» To do:
State the number of lines that hold the string "icon", with nothing added.

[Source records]
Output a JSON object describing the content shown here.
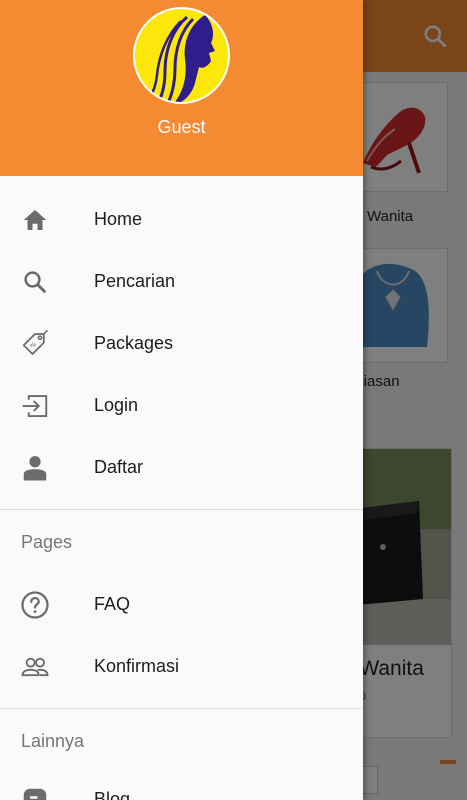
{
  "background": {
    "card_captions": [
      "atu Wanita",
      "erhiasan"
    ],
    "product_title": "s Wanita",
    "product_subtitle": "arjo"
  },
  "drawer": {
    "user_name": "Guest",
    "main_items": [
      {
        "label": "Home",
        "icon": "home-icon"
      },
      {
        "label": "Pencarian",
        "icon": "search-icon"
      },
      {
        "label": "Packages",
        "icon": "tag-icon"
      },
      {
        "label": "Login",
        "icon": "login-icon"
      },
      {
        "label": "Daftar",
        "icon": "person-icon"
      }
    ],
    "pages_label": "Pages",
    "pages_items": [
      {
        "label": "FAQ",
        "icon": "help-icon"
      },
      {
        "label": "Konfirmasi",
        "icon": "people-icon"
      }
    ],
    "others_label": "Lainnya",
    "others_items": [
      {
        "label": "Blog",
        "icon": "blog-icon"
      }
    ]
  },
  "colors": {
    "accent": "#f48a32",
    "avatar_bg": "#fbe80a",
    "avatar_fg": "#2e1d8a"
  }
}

» Answer to the problem:
8